▶ GIVEN TEXT
# # #
I had a moan about XCOM 1 being prettier than XCOM 2 the other day and got some nice replies from the Art Director of both, Greg Foertsch.1

Having replayed both again just lately, it's striking to me how much more interesting 1 is visually. It uses baked lighting (Unreal's Lightmass, first seen in Gears 2) and gets lovely results; 2 doesn't, and gets no indirect lighting.

XCOM 2 also has less of the nice cartoony style of 1, going for something closer to generically modern - lots of clean shiny surfaces with screenspace reflections (not part of UE3, so done custom for XCOM 2 or backported from UE4), very flat, very sparse. The best-looking areas (forests, etc) break the visual up with too much noise, which feels like an occasional bandaid on the lack of global illumination, which gives some amount of "free" variation to the scene on top of just being very pleasant.

My assumption is that 2 ditched static lighting in favour of more semi-procgen level assembly and swappable time of day and stuff, which you can still statically light, but with a lot of extra hassle. Personally, it's hard for me to see it as worth it without any other GI subbing in.
# # #
▶ WHAT THIS TASK INVOLVES
Write the next part of the text on XCOM 1 and XCOM 2 visuals, starting after its final sentence. The records that follow are separate material with no connection to the XCOM text.
# # #
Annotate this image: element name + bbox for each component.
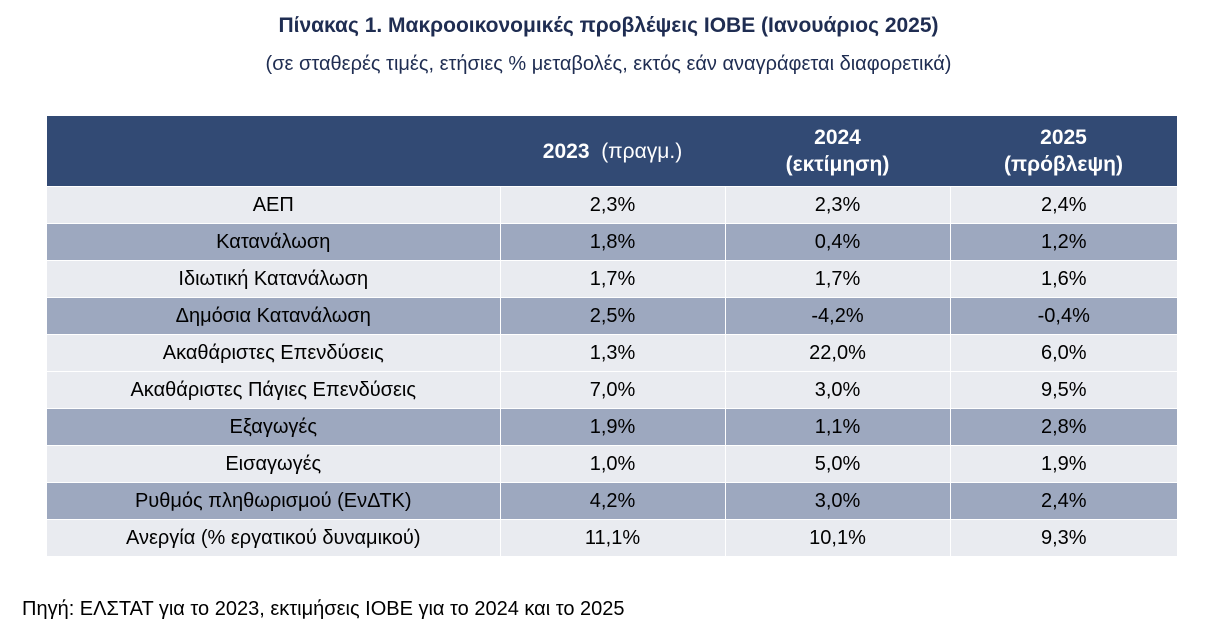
cell-2025: 2,4% bbox=[949, 482, 1177, 520]
cell-2024: 5,0% bbox=[724, 445, 950, 483]
source-note: Πηγή: ΕΛΣΤΑΤ για το 2023, εκτιμήσεις ΙΟΒ… bbox=[22, 598, 625, 620]
table-row: Ιδιωτική Κατανάλωση 1,7% 1,7% 1,6% bbox=[47, 260, 1177, 298]
cell-2023: 1,3% bbox=[499, 334, 725, 372]
page-subtitle: (σε σταθερές τιμές, ετήσιες % μεταβολές,… bbox=[265, 53, 952, 75]
table-row: Ακαθάριστες Επενδύσεις 1,3% 22,0% 6,0% bbox=[47, 334, 1177, 372]
cell-2024: 0,4% bbox=[724, 223, 950, 261]
table-row: Δημόσια Κατανάλωση 2,5% -4,2% -0,4% bbox=[47, 297, 1177, 335]
table-row: Κατανάλωση 1,8% 0,4% 1,2% bbox=[47, 223, 1177, 261]
row-label: Ρυθμός πληθωρισμού (ΕνΔΤΚ) bbox=[47, 482, 500, 520]
header-label-column bbox=[47, 116, 500, 187]
header-2023-note: (πραγμ.) bbox=[601, 139, 683, 163]
cell-2025: 9,5% bbox=[949, 371, 1177, 409]
cell-2024: 3,0% bbox=[724, 482, 950, 520]
cell-2024: 1,7% bbox=[724, 260, 950, 298]
header-2024-year: 2024 bbox=[814, 126, 861, 149]
cell-2023: 7,0% bbox=[499, 371, 725, 409]
cell-2024: 3,0% bbox=[724, 371, 950, 409]
cell-2024: 10,1% bbox=[724, 519, 950, 556]
header-2024: 2024 (εκτίμηση) bbox=[725, 116, 950, 187]
table-header-row: 2023 (πραγμ.) 2024 (εκτίμηση) 2025 (πρόβ… bbox=[47, 116, 1177, 187]
row-label: Δημόσια Κατανάλωση bbox=[47, 297, 500, 335]
cell-2025: 9,3% bbox=[949, 519, 1177, 556]
row-label: ΑΕΠ bbox=[47, 186, 500, 224]
cell-2025: 1,6% bbox=[949, 260, 1177, 298]
row-label: Εξαγωγές bbox=[47, 408, 500, 446]
cell-2024: 1,1% bbox=[724, 408, 950, 446]
row-label: Ιδιωτική Κατανάλωση bbox=[47, 260, 500, 298]
cell-2024: -4,2% bbox=[724, 297, 950, 335]
table-row: Εισαγωγές 1,0% 5,0% 1,9% bbox=[47, 445, 1177, 483]
row-label: Ακαθάριστες Πάγιες Επενδύσεις bbox=[47, 371, 500, 409]
cell-2023: 1,9% bbox=[499, 408, 725, 446]
header-2023: 2023 (πραγμ.) bbox=[500, 116, 725, 187]
cell-2025: 1,2% bbox=[949, 223, 1177, 261]
forecast-table-container: 2023 (πραγμ.) 2024 (εκτίμηση) 2025 (πρόβ… bbox=[47, 116, 1177, 556]
cell-2024: 22,0% bbox=[724, 334, 950, 372]
table-row: Ρυθμός πληθωρισμού (ΕνΔΤΚ) 4,2% 3,0% 2,4… bbox=[47, 482, 1177, 520]
row-label: Εισαγωγές bbox=[47, 445, 500, 483]
cell-2023: 1,8% bbox=[499, 223, 725, 261]
forecast-table: 2023 (πραγμ.) 2024 (εκτίμηση) 2025 (πρόβ… bbox=[47, 116, 1177, 556]
header-2024-note: (εκτίμηση) bbox=[785, 153, 890, 176]
cell-2025: 2,4% bbox=[949, 186, 1177, 224]
table-row: ΑΕΠ 2,3% 2,3% 2,4% bbox=[47, 186, 1177, 224]
row-label: Ακαθάριστες Επενδύσεις bbox=[47, 334, 500, 372]
cell-2023: 1,0% bbox=[499, 445, 725, 483]
header-2025-year: 2025 bbox=[1040, 126, 1087, 149]
page-title: Πίνακας 1. Μακροοικονομικές προβλέψεις Ι… bbox=[278, 14, 939, 37]
row-label: Κατανάλωση bbox=[47, 223, 500, 261]
cell-2023: 11,1% bbox=[499, 519, 725, 556]
cell-2023: 1,7% bbox=[499, 260, 725, 298]
cell-2025: 1,9% bbox=[949, 445, 1177, 483]
cell-2023: 4,2% bbox=[499, 482, 725, 520]
cell-2024: 2,3% bbox=[724, 186, 950, 224]
cell-2025: 6,0% bbox=[949, 334, 1177, 372]
cell-2025: -0,4% bbox=[949, 297, 1177, 335]
header-2025: 2025 (πρόβλεψη) bbox=[950, 116, 1177, 187]
header-2023-year: 2023 bbox=[542, 139, 590, 163]
table-row: Ανεργία (% εργατικού δυναμικού) 11,1% 10… bbox=[47, 519, 1177, 556]
cell-2025: 2,8% bbox=[949, 408, 1177, 446]
table-row: Ακαθάριστες Πάγιες Επενδύσεις 7,0% 3,0% … bbox=[47, 371, 1177, 409]
header-2025-note: (πρόβλεψη) bbox=[1004, 153, 1123, 176]
cell-2023: 2,3% bbox=[499, 186, 725, 224]
row-label: Ανεργία (% εργατικού δυναμικού) bbox=[47, 519, 500, 556]
table-row: Εξαγωγές 1,9% 1,1% 2,8% bbox=[47, 408, 1177, 446]
cell-2023: 2,5% bbox=[499, 297, 725, 335]
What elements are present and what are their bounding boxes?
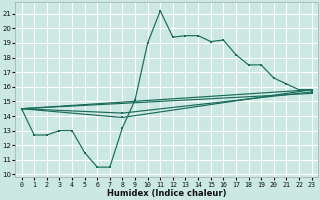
# # #
▶ EXERCISE OUTPUT
As I said on Twitter, though, I'll probably be in the minority in caring what this type of game looks like at all. Which is where Greg came in:

Greg Foertsch:

I appreciate that minority. The baked lighting in XCOM:EU served it well and along with a lot of familiar environments, really resonated with players. Your assessment of the games is correct. The design problems in X2 we were trying to tackle dictated some of the decisions that were made. XCOM:EU will always be my favorite of the two. Lots of good insights in your comments. I could talk about this stuff all day

And in response to someone else, about the dynamic lighting:

Correct. The addition of procedural levels and dynamic lighting together had a significant impact on my approach to the art direction

Greg seems cool, thanks Greg


  1. (i like to document these sorts of twitter interactions on cohost now because i think cohost will actually tell me before it shuts off for good)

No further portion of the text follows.